::: Material for this task
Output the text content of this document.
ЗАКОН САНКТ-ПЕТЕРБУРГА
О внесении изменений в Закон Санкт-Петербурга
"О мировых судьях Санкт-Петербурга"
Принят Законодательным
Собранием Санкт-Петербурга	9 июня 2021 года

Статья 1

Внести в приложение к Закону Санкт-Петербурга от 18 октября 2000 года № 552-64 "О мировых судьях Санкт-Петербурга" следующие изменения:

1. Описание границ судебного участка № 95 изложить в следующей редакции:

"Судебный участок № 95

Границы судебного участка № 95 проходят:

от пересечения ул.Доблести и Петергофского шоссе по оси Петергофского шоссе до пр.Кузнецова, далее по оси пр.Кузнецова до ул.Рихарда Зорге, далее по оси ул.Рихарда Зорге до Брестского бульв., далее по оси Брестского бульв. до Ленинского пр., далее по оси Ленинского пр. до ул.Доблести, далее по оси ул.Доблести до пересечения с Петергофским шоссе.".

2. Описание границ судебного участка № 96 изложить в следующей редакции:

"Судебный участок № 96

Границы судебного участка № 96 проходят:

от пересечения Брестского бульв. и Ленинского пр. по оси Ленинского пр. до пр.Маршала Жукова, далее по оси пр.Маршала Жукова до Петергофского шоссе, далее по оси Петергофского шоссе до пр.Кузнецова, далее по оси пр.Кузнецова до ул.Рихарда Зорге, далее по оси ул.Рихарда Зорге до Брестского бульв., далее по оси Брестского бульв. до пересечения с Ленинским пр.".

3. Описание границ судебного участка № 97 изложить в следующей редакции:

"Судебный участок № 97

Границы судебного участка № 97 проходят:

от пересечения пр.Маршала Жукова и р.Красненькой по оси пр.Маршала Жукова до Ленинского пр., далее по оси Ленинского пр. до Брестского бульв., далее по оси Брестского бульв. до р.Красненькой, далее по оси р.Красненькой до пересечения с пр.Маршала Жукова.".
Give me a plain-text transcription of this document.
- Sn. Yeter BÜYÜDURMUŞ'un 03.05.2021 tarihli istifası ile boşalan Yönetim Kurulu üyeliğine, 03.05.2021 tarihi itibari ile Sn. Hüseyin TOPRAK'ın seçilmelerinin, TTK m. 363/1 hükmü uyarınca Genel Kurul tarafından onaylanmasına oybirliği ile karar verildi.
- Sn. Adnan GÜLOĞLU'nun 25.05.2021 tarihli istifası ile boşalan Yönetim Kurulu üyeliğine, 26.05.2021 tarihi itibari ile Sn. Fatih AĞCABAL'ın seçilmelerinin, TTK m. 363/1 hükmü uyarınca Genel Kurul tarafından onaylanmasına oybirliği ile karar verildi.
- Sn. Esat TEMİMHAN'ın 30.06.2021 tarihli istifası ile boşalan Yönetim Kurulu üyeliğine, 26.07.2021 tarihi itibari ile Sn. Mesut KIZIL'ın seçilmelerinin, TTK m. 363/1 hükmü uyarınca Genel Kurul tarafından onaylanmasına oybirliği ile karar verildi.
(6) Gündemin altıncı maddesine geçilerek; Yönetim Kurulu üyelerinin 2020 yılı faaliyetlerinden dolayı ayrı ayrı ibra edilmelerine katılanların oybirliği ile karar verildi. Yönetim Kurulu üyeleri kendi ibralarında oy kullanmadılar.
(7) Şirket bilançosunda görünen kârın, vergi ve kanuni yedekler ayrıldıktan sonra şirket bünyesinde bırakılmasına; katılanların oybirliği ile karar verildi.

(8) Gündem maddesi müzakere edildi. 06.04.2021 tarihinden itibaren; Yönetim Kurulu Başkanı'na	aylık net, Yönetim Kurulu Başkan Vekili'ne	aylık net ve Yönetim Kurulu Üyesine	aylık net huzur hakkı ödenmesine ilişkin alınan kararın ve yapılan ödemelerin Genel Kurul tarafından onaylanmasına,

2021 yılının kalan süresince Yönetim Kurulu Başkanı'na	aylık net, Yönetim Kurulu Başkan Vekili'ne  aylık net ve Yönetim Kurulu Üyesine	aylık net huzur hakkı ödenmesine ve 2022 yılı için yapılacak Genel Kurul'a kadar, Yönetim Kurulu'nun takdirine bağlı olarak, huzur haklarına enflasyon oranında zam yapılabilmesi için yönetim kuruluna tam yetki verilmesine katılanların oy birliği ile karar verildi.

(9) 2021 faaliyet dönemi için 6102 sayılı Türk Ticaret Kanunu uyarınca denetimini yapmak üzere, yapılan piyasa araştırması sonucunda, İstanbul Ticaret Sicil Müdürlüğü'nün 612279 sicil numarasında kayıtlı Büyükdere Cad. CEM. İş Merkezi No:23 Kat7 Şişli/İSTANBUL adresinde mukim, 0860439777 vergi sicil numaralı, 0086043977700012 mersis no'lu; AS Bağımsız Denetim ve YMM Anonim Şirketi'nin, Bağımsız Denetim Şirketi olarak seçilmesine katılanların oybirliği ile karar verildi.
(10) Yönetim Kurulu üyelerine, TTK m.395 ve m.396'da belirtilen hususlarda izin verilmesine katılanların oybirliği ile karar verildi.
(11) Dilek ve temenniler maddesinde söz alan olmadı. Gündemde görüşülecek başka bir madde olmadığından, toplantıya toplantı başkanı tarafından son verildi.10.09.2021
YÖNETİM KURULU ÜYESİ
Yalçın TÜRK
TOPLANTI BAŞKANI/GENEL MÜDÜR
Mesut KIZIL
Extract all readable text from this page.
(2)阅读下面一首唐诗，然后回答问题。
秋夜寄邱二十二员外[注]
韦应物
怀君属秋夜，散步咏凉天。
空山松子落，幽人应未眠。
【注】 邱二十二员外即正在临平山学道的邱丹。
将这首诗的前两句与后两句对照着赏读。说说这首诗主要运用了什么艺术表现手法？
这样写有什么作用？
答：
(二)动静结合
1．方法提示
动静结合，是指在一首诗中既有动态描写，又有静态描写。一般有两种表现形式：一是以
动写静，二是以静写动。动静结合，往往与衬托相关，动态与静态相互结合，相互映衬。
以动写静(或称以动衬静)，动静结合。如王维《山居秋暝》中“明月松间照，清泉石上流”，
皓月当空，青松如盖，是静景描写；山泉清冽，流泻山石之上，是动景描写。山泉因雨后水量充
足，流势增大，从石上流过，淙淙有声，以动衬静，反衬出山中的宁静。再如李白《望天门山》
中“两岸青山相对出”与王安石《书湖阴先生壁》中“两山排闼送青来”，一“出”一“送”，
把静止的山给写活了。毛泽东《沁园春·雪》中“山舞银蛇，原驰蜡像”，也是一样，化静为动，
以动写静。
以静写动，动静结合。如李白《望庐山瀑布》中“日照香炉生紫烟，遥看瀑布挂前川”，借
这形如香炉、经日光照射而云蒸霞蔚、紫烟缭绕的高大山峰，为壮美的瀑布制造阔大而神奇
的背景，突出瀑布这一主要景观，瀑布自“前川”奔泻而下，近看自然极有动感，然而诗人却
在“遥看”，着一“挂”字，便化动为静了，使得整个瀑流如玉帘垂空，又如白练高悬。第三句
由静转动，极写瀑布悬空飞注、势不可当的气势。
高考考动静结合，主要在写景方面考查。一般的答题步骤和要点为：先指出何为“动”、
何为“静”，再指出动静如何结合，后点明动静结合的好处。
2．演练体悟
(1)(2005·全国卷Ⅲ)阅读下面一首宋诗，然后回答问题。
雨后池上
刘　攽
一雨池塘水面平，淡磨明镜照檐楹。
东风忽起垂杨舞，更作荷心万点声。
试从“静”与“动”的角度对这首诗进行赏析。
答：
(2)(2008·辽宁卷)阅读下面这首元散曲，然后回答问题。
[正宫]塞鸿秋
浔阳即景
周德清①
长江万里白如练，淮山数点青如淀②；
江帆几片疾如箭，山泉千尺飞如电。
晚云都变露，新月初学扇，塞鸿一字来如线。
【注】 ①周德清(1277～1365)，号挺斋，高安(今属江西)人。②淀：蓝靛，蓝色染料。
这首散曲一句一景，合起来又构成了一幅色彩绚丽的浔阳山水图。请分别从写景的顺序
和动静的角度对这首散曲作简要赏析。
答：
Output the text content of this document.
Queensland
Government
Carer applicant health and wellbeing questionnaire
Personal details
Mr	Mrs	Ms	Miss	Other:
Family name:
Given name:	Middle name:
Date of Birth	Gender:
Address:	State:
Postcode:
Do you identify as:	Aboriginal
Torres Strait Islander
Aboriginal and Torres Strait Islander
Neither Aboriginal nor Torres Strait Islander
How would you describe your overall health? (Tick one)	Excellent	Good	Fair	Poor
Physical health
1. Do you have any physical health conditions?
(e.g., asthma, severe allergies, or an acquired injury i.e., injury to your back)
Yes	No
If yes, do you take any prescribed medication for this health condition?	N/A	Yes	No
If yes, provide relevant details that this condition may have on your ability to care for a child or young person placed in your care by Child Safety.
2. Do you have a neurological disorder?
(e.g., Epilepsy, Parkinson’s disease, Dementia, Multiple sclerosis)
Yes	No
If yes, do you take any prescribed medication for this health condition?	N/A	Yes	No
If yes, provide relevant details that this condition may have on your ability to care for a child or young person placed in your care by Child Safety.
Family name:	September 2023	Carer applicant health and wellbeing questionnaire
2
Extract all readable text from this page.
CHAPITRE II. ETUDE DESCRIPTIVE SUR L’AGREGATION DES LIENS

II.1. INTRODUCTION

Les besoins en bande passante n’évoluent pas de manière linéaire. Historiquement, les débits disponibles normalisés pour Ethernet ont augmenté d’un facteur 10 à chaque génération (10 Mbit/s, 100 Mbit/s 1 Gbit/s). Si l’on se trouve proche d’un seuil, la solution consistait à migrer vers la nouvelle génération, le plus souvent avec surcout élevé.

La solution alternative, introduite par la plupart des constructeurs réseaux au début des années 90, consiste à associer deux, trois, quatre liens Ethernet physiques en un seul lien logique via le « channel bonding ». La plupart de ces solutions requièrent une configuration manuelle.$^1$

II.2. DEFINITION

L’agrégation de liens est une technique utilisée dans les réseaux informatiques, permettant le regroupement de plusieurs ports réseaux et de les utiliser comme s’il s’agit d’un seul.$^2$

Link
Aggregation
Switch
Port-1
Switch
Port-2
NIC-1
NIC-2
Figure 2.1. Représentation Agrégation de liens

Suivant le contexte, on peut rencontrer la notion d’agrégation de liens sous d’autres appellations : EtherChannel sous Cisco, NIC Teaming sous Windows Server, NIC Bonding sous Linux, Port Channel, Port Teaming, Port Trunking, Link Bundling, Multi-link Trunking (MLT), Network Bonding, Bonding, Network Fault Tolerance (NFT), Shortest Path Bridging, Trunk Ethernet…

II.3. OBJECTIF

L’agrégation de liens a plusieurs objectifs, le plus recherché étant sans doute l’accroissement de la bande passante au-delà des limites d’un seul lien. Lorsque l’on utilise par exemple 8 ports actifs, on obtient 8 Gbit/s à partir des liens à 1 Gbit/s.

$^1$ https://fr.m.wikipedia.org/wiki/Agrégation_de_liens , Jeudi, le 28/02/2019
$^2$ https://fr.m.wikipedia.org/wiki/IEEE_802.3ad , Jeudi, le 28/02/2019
::::::
*Challenge*
Pick out the lines that contain "Брестского" and copy them.

*Solution to the exercise*
от пересечения ул.Доблести и Петергофского шоссе по оси Петергофского шоссе до пр.Кузнецова, далее по оси пр.Кузнецова до ул.Рихарда Зорге, далее по оси ул.Рихарда Зорге до Брестского бульв., далее по оси Брестского бульв. до Ленинского пр., далее по оси Ленинского пр. до ул.Доблести, далее по оси ул.Доблести до пересечения с Петергофским шоссе.".
от пересечения Брестского бульв. и Ленинского пр. по оси Ленинского пр. до пр.Маршала Жукова, далее по оси пр.Маршала Жукова до Петергофского шоссе, далее по оси Петергофского шоссе до пр.Кузнецова, далее по оси пр.Кузнецова до ул.Рихарда Зорге, далее по оси ул.Рихарда Зорге до Брестского бульв., далее по оси Брестского бульв. до пересечения с Ленинским пр.".
от пересечения пр.Маршала Жукова и р.Красненькой по оси пр.Маршала Жукова до Ленинского пр., далее по оси Ленинского пр. до Брестского бульв., далее по оси Брестского бульв. до р.Красненькой, далее по оси р.Красненькой до пересечения с пр.Маршала Жукова.".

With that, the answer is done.